Task brief =>
Copy out all the records exactly.

______________________________

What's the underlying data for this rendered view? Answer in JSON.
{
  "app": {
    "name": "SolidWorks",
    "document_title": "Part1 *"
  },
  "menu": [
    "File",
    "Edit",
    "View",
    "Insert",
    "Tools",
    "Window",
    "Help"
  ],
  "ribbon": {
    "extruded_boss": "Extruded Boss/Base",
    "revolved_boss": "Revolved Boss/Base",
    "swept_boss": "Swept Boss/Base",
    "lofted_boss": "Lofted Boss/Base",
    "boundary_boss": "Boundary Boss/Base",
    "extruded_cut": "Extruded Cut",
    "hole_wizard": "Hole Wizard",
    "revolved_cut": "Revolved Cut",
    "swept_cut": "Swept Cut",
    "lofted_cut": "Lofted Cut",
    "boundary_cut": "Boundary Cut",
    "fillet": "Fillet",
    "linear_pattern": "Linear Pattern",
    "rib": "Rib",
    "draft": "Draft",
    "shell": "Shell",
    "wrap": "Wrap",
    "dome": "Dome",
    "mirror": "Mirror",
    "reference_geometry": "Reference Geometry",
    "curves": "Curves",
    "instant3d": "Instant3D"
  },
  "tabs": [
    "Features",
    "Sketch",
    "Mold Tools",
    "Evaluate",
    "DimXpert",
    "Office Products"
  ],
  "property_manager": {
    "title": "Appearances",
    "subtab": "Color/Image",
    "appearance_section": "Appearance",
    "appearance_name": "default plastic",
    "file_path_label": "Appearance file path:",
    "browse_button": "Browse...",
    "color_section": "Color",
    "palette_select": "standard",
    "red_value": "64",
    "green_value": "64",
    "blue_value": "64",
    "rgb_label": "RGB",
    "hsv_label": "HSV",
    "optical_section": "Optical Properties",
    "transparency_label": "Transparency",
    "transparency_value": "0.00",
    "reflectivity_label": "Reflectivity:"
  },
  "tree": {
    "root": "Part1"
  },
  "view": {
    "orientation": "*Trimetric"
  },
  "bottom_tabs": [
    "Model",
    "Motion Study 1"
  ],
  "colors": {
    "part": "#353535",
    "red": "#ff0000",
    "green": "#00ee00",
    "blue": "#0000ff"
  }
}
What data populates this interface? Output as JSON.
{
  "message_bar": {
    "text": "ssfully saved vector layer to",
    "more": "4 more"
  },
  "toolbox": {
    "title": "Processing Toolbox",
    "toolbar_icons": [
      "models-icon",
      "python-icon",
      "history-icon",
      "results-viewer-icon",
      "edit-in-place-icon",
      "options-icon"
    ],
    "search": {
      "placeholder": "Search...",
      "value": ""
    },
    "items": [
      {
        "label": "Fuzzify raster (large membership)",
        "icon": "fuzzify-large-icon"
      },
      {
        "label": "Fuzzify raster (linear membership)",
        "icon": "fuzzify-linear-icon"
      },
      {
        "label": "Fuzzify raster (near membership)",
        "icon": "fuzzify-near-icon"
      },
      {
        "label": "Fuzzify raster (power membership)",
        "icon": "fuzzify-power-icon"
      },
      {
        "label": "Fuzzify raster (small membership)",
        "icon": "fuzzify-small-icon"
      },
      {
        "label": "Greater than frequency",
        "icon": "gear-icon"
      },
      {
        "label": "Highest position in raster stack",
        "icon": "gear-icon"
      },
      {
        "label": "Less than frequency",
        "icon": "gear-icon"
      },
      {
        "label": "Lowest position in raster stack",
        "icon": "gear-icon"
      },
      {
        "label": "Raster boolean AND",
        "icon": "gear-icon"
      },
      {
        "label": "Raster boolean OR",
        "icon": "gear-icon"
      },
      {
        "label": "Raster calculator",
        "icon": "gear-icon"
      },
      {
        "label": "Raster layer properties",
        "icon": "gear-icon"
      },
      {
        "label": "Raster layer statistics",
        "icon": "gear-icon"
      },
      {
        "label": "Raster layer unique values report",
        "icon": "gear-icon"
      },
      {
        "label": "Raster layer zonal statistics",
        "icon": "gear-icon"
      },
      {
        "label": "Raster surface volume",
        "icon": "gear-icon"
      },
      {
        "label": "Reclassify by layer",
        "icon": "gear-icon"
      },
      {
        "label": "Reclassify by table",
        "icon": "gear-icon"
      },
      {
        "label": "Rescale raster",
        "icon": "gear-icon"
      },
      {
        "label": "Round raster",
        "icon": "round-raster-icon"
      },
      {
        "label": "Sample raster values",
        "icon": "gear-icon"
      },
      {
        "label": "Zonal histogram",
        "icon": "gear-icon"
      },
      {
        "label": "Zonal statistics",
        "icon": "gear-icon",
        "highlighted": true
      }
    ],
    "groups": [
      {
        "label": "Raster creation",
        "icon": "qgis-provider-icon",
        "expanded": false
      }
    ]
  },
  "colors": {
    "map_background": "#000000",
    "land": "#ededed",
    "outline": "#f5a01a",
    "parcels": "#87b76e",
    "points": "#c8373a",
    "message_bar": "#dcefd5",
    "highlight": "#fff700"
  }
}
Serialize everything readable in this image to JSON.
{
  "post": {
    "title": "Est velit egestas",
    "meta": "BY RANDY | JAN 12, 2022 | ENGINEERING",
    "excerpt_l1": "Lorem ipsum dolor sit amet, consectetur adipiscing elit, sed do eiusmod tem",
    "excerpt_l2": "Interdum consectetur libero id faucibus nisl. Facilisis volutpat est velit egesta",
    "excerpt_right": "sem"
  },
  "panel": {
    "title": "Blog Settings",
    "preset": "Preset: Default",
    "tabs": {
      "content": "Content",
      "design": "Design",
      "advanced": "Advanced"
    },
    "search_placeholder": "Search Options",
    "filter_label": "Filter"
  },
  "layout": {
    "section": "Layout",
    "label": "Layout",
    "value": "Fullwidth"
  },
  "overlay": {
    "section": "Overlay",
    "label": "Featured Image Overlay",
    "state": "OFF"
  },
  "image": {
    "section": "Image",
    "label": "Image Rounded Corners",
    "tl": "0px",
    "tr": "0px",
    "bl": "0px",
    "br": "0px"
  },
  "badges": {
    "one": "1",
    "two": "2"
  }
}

______________________________

Answer to the exercise =>
What's the underlying data for this rendered view? Answer in JSON.
{
  "app": {
    "name": "SolidWorks",
    "document_title": "Part1 *"
  },
  "menu": [
    "File",
    "Edit",
    "View",
    "Insert",
    "Tools",
    "Window",
    "Help"
  ],
  "ribbon": {
    "extruded_boss": "Extruded Boss/Base",
    "revolved_boss": "Revolved Boss/Base",
    "swept_boss": "Swept Boss/Base",
    "lofted_boss": "Lofted Boss/Base",
    "boundary_boss": "Boundary Boss/Base",
    "extruded_cut": "Extruded Cut",
    "hole_wizard": "Hole Wizard",
    "revolved_cut": "Revolved Cut",
    "swept_cut": "Swept Cut",
    "lofted_cut": "Lofted Cut",
    "boundary_cut": "Boundary Cut",
    "fillet": "Fillet",
    "linear_pattern": "Linear Pattern",
    "rib": "Rib",
    "draft": "Draft",
    "shell": "Shell",
    "wrap": "Wrap",
    "dome": "Dome",
    "mirror": "Mirror",
    "reference_geometry": "Reference Geometry",
    "curves": "Curves",
    "instant3d": "Instant3D"
  },
  "tabs": [
    "Features",
    "Sketch",
    "Mold Tools",
    "Evaluate",
    "DimXpert",
    "Office Products"
  ],
  "property_manager": {
    "title": "Appearances",
    "subtab": "Color/Image",
    "appearance_section": "Appearance",
    "appearance_name": "default plastic",
    "file_path_label": "Appearance file path:",
    "browse_button": "Browse...",
    "color_section": "Color",
    "palette_select": "standard",
    "red_value": "64",
    "green_value": "64",
    "blue_value": "64",
    "rgb_label": "RGB",
    "hsv_label": "HSV",
    "optical_section": "Optical Properties",
    "transparency_label": "Transparency",
    "transparency_value": "0.00",
    "reflectivity_label": "Reflectivity:"
  },
  "tree": {
    "root": "Part1"
  },
  "view": {
    "orientation": "*Trimetric"
  },
  "bottom_tabs": [
    "Model",
    "Motion Study 1"
  ],
  "colors": {
    "part": "#353535",
    "red": "#ff0000",
    "green": "#00ee00",
    "blue": "#0000ff"
  }
}
What data populates this interface? Output as JSON.
{
  "message_bar": {
    "text": "ssfully saved vector layer to",
    "more": "4 more"
  },
  "toolbox": {
    "title": "Processing Toolbox",
    "toolbar_icons": [
      "models-icon",
      "python-icon",
      "history-icon",
      "results-viewer-icon",
      "edit-in-place-icon",
      "options-icon"
    ],
    "search": {
      "placeholder": "Search...",
      "value": ""
    },
    "items": [
      {
        "label": "Fuzzify raster (large membership)",
        "icon": "fuzzify-large-icon"
      },
      {
        "label": "Fuzzify raster (linear membership)",
        "icon": "fuzzify-linear-icon"
      },
      {
        "label": "Fuzzify raster (near membership)",
        "icon": "fuzzify-near-icon"
      },
      {
        "label": "Fuzzify raster (power membership)",
        "icon": "fuzzify-power-icon"
      },
      {
        "label": "Fuzzify raster (small membership)",
        "icon": "fuzzify-small-icon"
      },
      {
        "label": "Greater than frequency",
        "icon": "gear-icon"
      },
      {
        "label": "Highest position in raster stack",
        "icon": "gear-icon"
      },
      {
        "label": "Less than frequency",
        "icon": "gear-icon"
      },
      {
        "label": "Lowest position in raster stack",
        "icon": "gear-icon"
      },
      {
        "label": "Raster boolean AND",
        "icon": "gear-icon"
      },
      {
        "label": "Raster boolean OR",
        "icon": "gear-icon"
      },
      {
        "label": "Raster calculator",
        "icon": "gear-icon"
      },
      {
        "label": "Raster layer properties",
        "icon": "gear-icon"
      },
      {
        "label": "Raster layer statistics",
        "icon": "gear-icon"
      },
      {
        "label": "Raster layer unique values report",
        "icon": "gear-icon"
      },
      {
        "label": "Raster layer zonal statistics",
        "icon": "gear-icon"
      },
      {
        "label": "Raster surface volume",
        "icon": "gear-icon"
      },
      {
        "label": "Reclassify by layer",
        "icon": "gear-icon"
      },
      {
        "label": "Reclassify by table",
        "icon": "gear-icon"
      },
      {
        "label": "Rescale raster",
        "icon": "gear-icon"
      },
      {
        "label": "Round raster",
        "icon": "round-raster-icon"
      },
      {
        "label": "Sample raster values",
        "icon": "gear-icon"
      },
      {
        "label": "Zonal histogram",
        "icon": "gear-icon"
      },
      {
        "label": "Zonal statistics",
        "icon": "gear-icon",
        "highlighted": true
      }
    ],
    "groups": [
      {
        "label": "Raster creation",
        "icon": "qgis-provider-icon",
        "expanded": false
      }
    ]
  },
  "colors": {
    "map_background": "#000000",
    "land": "#ededed",
    "outline": "#f5a01a",
    "parcels": "#87b76e",
    "points": "#c8373a",
    "message_bar": "#dcefd5",
    "highlight": "#fff700"
  }
}
Serialize everything readable in this image to JSON.
{
  "post": {
    "title": "Est velit egestas",
    "meta": "BY RANDY | JAN 12, 2022 | ENGINEERING",
    "excerpt_l1": "Lorem ipsum dolor sit amet, consectetur adipiscing elit, sed do eiusmod tem",
    "excerpt_l2": "Interdum consectetur libero id faucibus nisl. Facilisis volutpat est velit egesta",
    "excerpt_right": "sem"
  },
  "panel": {
    "title": "Blog Settings",
    "preset": "Preset: Default",
    "tabs": {
      "content": "Content",
      "design": "Design",
      "advanced": "Advanced"
    },
    "search_placeholder": "Search Options",
    "filter_label": "Filter"
  },
  "layout": {
    "section": "Layout",
    "label": "Layout",
    "value": "Fullwidth"
  },
  "overlay": {
    "section": "Overlay",
    "label": "Featured Image Overlay",
    "state": "OFF"
  },
  "image": {
    "section": "Image",
    "label": "Image Rounded Corners",
    "tl": "0px",
    "tr": "0px",
    "bl": "0px",
    "br": "0px"
  },
  "badges": {
    "one": "1",
    "two": "2"
  }
}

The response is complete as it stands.